Pick out the lines below with "text" and list them.

::: TASK MATERIAL :::

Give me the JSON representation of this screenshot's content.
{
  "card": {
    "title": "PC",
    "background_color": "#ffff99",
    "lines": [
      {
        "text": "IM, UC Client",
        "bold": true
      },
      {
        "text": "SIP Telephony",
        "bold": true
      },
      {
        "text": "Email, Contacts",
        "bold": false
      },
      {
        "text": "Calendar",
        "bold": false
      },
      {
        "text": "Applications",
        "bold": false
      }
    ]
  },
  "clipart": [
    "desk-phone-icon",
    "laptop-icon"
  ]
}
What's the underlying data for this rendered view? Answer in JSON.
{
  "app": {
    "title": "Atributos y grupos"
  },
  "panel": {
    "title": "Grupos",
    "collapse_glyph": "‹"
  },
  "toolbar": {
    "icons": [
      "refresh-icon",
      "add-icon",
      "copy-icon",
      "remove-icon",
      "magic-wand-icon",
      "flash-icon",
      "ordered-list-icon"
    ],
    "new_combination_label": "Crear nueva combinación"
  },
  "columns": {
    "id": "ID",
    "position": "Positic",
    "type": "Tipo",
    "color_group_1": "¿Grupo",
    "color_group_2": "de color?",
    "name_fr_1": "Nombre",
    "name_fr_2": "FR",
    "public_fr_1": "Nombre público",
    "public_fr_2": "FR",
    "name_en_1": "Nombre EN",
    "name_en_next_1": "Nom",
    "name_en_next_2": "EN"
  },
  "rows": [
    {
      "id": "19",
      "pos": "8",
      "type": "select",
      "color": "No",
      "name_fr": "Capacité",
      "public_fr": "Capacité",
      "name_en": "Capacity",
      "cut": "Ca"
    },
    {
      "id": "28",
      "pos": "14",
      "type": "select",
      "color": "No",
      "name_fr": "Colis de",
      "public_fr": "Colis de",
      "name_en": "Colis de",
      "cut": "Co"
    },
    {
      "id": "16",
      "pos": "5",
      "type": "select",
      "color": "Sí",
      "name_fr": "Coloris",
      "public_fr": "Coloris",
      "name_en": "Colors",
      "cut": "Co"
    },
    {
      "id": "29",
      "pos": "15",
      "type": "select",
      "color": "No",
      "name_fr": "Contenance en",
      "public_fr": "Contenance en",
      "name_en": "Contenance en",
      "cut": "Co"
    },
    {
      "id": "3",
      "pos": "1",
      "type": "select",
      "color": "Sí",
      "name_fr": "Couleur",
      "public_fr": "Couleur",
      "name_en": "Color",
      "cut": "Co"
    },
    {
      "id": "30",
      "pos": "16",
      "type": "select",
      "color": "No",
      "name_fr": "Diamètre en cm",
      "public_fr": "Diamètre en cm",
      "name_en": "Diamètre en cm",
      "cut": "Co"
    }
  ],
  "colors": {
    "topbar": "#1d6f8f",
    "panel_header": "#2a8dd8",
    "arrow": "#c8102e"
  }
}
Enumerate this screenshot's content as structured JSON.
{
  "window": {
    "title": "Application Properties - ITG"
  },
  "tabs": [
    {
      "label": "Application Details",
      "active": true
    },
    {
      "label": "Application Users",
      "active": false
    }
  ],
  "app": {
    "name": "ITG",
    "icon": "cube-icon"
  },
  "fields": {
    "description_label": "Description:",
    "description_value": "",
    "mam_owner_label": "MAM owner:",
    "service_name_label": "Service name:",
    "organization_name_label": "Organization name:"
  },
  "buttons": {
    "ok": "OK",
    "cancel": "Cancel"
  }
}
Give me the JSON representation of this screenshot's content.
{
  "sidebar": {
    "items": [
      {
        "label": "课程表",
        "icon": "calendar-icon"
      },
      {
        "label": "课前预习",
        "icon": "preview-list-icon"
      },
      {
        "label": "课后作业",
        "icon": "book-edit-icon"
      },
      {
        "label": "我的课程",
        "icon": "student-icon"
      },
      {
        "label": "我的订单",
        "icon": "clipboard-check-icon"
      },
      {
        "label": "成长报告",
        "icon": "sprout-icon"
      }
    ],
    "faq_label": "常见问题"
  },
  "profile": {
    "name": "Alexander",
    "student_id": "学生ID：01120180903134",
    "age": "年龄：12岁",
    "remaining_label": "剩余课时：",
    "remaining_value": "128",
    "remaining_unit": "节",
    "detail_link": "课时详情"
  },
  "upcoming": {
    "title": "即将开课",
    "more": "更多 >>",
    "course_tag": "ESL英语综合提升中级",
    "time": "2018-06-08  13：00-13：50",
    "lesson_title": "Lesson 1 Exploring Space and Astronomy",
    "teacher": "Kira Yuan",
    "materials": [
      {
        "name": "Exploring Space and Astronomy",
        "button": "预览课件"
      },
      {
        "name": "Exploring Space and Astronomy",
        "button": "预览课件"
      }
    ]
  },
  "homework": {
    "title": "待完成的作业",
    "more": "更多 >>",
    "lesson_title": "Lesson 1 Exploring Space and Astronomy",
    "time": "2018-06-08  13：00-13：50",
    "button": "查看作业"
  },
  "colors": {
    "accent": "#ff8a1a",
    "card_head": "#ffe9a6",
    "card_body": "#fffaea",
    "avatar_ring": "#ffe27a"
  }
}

:::

SOLUTION:
        "text": "IM, UC Client",
        "text": "SIP Telephony",
        "text": "Email, Contacts",
        "text": "Calendar",
        "text": "Applications",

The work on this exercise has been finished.